◆ Data section ◆

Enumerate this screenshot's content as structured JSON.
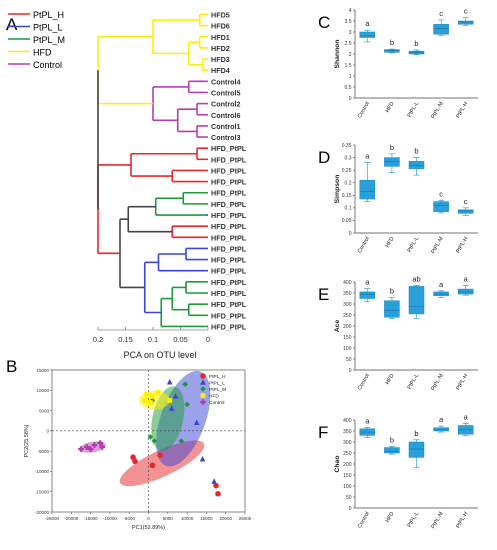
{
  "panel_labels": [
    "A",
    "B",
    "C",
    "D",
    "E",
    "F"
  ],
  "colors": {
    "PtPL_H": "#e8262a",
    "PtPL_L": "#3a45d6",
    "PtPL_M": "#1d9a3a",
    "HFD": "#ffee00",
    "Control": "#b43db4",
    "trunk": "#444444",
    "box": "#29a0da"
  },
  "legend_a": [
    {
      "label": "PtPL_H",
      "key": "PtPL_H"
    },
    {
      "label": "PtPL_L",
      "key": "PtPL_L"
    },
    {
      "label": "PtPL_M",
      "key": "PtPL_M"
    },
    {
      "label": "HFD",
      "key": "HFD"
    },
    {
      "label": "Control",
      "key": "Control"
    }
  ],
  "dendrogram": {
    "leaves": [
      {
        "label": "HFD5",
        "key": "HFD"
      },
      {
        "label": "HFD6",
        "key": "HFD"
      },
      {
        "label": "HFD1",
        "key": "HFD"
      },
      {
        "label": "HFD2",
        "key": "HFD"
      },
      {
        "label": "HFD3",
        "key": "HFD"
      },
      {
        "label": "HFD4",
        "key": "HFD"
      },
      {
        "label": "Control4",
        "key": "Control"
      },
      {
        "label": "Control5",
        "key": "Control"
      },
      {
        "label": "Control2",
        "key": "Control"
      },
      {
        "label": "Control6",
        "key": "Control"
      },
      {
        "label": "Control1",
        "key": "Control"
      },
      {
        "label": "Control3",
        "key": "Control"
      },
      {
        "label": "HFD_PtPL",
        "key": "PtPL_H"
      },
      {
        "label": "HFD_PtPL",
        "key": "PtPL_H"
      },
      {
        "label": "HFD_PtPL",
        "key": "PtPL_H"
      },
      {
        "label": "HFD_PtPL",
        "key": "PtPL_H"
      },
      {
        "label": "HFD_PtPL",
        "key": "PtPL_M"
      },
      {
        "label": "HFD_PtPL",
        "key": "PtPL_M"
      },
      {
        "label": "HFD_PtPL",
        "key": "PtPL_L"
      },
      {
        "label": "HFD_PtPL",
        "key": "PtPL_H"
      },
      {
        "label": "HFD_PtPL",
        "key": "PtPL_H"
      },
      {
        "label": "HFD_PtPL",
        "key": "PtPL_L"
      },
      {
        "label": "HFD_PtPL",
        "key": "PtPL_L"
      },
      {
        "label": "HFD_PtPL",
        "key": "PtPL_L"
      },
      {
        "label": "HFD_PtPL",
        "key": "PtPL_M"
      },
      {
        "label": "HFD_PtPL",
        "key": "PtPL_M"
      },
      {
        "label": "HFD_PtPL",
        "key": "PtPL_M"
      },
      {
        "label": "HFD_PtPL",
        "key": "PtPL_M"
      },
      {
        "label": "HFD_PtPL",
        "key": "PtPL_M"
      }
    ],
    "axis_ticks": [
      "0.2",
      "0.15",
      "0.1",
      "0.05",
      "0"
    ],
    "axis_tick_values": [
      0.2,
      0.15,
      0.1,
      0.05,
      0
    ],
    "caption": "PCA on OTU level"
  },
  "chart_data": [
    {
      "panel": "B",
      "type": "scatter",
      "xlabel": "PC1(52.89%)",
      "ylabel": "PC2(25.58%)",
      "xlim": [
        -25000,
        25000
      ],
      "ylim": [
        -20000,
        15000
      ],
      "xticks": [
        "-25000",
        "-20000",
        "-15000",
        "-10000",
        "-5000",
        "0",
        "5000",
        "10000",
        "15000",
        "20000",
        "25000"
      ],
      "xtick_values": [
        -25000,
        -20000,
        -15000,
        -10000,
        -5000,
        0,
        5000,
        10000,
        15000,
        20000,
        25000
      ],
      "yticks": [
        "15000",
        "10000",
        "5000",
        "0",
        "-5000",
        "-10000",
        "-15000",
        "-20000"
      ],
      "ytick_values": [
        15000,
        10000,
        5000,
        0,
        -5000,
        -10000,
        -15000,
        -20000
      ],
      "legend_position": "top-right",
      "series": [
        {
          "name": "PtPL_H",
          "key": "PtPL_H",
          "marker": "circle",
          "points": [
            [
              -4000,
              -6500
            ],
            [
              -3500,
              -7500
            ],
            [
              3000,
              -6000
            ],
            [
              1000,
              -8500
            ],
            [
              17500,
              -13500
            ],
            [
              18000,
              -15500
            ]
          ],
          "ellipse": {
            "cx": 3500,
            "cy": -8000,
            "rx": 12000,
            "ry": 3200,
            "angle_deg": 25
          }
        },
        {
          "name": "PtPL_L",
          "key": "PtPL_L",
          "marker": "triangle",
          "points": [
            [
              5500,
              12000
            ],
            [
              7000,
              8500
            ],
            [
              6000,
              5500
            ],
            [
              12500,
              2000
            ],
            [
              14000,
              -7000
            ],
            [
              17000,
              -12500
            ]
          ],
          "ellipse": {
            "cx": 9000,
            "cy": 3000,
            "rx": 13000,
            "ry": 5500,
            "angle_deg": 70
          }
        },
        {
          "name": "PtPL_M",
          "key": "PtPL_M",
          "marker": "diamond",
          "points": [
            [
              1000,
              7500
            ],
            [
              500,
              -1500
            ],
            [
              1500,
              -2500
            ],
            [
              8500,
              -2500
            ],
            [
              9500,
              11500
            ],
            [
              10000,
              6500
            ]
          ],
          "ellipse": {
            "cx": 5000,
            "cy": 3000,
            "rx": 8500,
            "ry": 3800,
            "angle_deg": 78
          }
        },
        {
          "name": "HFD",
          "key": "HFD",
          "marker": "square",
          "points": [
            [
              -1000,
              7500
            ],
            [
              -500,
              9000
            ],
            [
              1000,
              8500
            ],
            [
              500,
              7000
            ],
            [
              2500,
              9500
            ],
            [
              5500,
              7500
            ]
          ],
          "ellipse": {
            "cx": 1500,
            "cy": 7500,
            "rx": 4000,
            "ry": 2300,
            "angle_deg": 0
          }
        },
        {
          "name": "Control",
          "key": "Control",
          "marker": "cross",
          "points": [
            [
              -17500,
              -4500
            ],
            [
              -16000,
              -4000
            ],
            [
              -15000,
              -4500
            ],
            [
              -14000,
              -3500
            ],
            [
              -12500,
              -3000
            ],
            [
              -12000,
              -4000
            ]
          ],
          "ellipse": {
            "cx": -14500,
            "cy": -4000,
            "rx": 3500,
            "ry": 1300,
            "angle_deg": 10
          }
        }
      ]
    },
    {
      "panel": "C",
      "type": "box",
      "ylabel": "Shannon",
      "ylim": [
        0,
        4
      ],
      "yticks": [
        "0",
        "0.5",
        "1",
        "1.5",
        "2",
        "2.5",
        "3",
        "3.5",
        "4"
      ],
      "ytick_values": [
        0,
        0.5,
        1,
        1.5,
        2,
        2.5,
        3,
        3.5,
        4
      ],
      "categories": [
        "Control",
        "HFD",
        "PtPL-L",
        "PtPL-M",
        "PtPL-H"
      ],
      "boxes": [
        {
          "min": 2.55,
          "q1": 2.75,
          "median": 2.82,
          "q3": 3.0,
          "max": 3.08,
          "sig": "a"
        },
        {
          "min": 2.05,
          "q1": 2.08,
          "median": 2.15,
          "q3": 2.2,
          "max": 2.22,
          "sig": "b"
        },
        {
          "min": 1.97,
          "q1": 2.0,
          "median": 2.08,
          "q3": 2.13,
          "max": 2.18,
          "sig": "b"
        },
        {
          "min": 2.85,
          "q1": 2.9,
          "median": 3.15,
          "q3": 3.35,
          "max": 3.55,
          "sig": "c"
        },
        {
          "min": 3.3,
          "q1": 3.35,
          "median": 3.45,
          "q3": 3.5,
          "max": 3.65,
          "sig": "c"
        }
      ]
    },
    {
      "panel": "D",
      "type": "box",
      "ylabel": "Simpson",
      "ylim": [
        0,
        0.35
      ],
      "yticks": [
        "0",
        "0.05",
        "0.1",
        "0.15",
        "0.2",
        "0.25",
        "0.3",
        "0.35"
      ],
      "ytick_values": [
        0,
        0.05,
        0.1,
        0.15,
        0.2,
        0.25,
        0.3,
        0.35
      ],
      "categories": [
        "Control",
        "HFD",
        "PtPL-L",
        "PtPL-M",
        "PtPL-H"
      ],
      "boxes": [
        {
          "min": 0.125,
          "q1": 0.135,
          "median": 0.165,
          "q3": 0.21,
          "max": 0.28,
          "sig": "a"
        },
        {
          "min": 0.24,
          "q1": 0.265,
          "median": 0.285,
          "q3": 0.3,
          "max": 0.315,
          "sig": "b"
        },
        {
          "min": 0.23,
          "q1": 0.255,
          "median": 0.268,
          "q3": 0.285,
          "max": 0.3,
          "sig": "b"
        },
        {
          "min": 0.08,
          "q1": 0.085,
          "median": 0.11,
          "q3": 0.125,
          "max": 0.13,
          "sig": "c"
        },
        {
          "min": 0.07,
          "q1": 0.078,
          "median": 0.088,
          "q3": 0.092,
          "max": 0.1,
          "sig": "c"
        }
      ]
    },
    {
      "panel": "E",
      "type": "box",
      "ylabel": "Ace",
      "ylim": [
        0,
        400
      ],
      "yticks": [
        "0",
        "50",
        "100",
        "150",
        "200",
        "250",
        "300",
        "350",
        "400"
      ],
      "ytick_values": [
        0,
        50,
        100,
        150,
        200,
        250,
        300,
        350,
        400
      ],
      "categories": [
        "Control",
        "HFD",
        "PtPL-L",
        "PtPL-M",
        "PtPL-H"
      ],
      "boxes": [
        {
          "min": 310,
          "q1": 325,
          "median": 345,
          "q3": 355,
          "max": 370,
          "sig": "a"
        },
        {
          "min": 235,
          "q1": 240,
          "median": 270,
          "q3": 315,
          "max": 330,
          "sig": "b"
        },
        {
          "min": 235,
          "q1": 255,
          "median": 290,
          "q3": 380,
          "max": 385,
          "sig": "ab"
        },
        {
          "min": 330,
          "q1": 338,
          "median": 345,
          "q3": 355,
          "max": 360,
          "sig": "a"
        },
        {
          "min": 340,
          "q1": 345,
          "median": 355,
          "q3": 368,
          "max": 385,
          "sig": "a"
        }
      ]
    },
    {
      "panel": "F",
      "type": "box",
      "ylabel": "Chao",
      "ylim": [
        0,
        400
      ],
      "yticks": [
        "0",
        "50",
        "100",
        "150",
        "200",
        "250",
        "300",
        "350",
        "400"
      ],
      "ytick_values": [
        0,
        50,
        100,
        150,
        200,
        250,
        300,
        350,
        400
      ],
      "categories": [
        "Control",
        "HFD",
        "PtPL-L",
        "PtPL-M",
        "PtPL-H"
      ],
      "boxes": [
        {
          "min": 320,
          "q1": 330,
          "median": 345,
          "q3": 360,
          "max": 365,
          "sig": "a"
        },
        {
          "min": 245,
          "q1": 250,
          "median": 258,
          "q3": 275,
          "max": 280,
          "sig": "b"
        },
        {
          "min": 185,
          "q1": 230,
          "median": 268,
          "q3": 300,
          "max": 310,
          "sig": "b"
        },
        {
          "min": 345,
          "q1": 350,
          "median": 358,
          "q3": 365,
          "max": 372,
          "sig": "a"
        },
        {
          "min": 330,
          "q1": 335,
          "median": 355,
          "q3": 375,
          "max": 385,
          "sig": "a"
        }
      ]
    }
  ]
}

◆ Aim of the exercise ◆
Determine how many lines of the entries above carry the string "name", and give that number alone.

◆ Full answer ◆
5